#### TASK
Extract every line of the records below that contains the string "title".

Begin DATA TO USE

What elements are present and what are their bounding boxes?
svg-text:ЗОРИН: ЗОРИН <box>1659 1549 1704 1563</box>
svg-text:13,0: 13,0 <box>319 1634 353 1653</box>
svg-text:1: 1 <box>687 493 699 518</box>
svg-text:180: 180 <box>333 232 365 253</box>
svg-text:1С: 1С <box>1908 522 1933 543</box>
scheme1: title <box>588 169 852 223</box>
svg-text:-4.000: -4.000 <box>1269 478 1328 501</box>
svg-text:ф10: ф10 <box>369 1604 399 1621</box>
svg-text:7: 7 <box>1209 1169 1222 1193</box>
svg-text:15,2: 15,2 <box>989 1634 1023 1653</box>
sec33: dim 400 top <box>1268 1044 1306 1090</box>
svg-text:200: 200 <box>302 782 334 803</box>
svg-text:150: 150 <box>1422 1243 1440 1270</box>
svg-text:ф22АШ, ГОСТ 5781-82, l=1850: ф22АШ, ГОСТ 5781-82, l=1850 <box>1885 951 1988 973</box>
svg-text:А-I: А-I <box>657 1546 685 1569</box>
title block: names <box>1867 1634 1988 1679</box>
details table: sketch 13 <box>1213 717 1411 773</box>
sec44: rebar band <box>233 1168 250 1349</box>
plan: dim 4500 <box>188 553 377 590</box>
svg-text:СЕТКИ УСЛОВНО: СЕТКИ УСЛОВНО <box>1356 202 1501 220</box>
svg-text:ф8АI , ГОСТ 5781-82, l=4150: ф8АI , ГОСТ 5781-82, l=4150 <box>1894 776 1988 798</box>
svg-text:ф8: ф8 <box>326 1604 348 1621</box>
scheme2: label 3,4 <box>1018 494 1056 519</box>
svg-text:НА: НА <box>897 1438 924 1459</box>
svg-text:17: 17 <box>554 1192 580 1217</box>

End DATA TO USE

#### OUTPUT BELOW
scheme1: title <box>588 169 852 223</box>
title block: names <box>1867 1634 1988 1679</box>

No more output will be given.